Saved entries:
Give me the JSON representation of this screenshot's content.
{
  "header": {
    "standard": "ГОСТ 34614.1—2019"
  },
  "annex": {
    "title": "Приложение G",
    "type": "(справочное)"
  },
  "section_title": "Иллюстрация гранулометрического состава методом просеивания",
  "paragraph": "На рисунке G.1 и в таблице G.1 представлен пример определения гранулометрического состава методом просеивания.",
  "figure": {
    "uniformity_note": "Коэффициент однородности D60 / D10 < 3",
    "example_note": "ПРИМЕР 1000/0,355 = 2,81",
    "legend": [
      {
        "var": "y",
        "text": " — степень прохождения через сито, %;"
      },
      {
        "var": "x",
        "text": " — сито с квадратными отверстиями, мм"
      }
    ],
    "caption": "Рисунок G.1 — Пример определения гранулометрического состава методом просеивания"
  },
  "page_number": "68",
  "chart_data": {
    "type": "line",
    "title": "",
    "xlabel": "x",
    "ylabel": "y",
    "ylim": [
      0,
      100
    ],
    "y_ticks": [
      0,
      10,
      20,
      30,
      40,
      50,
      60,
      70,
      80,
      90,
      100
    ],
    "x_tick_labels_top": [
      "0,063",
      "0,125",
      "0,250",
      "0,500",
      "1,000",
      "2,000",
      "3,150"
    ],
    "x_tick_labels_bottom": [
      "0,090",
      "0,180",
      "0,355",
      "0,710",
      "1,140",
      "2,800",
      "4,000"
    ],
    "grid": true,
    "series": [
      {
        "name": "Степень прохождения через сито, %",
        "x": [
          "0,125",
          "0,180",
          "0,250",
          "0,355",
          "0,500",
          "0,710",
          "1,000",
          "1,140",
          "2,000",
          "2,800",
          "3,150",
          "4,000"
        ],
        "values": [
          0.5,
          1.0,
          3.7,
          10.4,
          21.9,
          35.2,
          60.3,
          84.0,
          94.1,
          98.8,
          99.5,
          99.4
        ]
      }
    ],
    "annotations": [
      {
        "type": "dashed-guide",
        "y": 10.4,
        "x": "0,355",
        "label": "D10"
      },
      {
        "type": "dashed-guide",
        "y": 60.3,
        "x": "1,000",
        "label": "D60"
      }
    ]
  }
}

**Stated problem:**
Extract all lines as given.

**Reply to the exercise:**
Give me the JSON representation of this screenshot's content.
{
  "header": {
    "standard": "ГОСТ 34614.1—2019"
  },
  "annex": {
    "title": "Приложение G",
    "type": "(справочное)"
  },
  "section_title": "Иллюстрация гранулометрического состава методом просеивания",
  "paragraph": "На рисунке G.1 и в таблице G.1 представлен пример определения гранулометрического состава методом просеивания.",
  "figure": {
    "uniformity_note": "Коэффициент однородности D60 / D10 < 3",
    "example_note": "ПРИМЕР 1000/0,355 = 2,81",
    "legend": [
      {
        "var": "y",
        "text": " — степень прохождения через сито, %;"
      },
      {
        "var": "x",
        "text": " — сито с квадратными отверстиями, мм"
      }
    ],
    "caption": "Рисунок G.1 — Пример определения гранулометрического состава методом просеивания"
  },
  "page_number": "68",
  "chart_data": {
    "type": "line",
    "title": "",
    "xlabel": "x",
    "ylabel": "y",
    "ylim": [
      0,
      100
    ],
    "y_ticks": [
      0,
      10,
      20,
      30,
      40,
      50,
      60,
      70,
      80,
      90,
      100
    ],
    "x_tick_labels_top": [
      "0,063",
      "0,125",
      "0,250",
      "0,500",
      "1,000",
      "2,000",
      "3,150"
    ],
    "x_tick_labels_bottom": [
      "0,090",
      "0,180",
      "0,355",
      "0,710",
      "1,140",
      "2,800",
      "4,000"
    ],
    "grid": true,
    "series": [
      {
        "name": "Степень прохождения через сито, %",
        "x": [
          "0,125",
          "0,180",
          "0,250",
          "0,355",
          "0,500",
          "0,710",
          "1,000",
          "1,140",
          "2,000",
          "2,800",
          "3,150",
          "4,000"
        ],
        "values": [
          0.5,
          1.0,
          3.7,
          10.4,
          21.9,
          35.2,
          60.3,
          84.0,
          94.1,
          98.8,
          99.5,
          99.4
        ]
      }
    ],
    "annotations": [
      {
        "type": "dashed-guide",
        "y": 10.4,
        "x": "0,355",
        "label": "D10"
      },
      {
        "type": "dashed-guide",
        "y": 60.3,
        "x": "1,000",
        "label": "D60"
      }
    ]
  }
}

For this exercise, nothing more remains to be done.